EXERCISE OBJECTIVE: From the data that follows, copy every line holding the string "xlabel".

▬▬▬

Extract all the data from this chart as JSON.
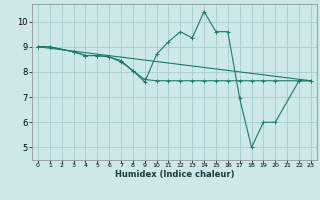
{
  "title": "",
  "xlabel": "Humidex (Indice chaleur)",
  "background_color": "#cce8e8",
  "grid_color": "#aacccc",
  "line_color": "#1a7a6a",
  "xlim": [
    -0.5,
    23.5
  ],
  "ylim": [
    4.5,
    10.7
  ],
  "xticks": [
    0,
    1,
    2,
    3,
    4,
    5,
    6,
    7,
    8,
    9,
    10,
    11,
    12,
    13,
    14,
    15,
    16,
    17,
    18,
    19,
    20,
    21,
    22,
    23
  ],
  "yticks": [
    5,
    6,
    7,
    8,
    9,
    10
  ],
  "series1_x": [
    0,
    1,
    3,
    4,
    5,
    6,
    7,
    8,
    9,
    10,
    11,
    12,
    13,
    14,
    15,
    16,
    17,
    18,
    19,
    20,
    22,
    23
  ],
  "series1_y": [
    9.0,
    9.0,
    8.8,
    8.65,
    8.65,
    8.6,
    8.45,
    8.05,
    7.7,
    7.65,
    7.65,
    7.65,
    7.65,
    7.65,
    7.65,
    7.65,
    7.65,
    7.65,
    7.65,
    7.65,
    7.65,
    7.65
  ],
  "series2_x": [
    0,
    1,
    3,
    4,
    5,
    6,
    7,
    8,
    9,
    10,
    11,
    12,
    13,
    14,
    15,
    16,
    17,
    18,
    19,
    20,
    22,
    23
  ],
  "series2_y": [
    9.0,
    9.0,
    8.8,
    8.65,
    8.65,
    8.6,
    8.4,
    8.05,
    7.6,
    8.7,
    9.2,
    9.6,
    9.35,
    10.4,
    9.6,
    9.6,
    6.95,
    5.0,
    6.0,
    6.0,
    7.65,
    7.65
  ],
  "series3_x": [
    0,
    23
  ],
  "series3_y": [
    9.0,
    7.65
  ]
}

▬▬▬

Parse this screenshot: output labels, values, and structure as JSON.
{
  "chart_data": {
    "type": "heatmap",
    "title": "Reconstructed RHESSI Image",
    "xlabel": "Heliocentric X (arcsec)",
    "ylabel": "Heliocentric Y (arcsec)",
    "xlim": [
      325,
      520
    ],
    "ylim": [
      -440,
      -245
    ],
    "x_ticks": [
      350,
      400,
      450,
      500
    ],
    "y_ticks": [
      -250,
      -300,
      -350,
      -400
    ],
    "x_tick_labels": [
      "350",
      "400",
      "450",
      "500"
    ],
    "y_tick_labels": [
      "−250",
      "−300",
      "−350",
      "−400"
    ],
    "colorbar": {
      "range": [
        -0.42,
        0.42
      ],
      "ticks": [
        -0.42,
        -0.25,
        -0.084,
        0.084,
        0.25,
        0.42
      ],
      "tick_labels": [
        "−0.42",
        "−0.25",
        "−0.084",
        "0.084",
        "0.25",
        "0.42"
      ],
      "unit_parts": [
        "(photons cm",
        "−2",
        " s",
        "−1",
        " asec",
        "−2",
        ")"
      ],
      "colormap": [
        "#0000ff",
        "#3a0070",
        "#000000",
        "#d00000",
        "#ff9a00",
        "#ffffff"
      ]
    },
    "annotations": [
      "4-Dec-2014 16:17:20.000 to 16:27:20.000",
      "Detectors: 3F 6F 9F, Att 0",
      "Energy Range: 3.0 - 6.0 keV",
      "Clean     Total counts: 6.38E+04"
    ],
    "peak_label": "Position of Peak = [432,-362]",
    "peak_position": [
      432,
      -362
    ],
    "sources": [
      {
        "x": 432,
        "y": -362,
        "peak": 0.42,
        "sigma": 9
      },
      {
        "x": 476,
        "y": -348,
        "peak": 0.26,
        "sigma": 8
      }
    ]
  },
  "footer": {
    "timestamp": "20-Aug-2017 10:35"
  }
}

▬▬▬

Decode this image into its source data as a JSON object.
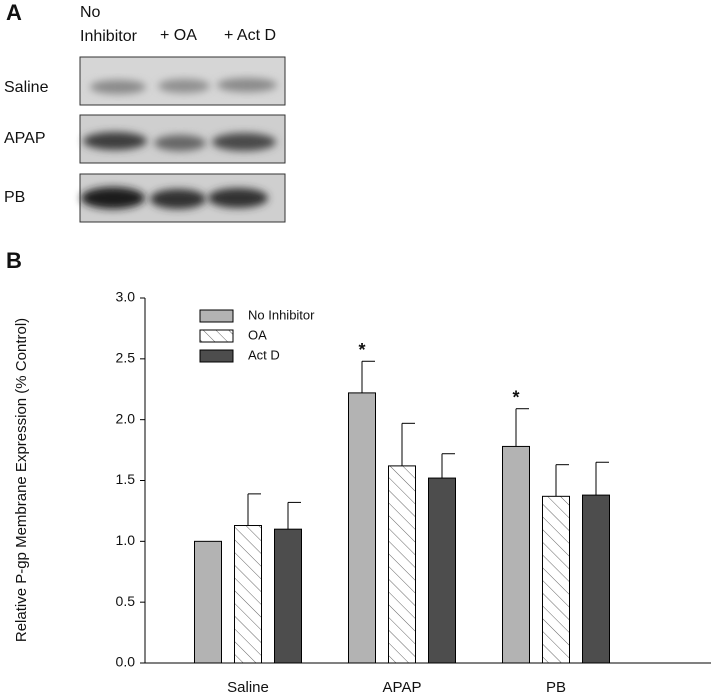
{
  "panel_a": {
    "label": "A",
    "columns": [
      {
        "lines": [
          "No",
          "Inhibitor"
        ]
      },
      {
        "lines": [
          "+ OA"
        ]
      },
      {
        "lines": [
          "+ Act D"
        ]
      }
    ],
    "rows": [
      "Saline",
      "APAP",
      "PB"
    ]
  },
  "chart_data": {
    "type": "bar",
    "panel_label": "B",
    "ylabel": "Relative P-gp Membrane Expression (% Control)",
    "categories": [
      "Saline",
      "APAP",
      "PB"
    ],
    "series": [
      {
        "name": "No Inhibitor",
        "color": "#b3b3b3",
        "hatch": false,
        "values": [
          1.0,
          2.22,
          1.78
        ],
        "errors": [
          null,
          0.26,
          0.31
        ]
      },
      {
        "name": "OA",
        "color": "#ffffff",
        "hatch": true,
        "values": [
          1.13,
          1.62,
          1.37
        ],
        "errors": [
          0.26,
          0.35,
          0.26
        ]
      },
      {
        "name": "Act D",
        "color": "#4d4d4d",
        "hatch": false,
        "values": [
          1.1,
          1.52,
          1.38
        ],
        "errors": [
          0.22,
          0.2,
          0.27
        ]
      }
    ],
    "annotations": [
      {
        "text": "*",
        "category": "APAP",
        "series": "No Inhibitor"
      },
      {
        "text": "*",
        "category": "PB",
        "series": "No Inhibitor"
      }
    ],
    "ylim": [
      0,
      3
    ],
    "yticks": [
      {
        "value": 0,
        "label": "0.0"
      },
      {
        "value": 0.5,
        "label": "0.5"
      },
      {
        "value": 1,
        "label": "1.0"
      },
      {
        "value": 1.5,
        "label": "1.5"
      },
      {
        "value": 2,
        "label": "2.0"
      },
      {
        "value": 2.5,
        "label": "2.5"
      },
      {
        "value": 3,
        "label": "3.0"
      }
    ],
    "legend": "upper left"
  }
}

▬▬▬

SOLUTION FOR THIS PROBLEM:
  "xlabel": "Humidex (Indice chaleur)",
    "xlabel": "Heliocentric X (arcsec)",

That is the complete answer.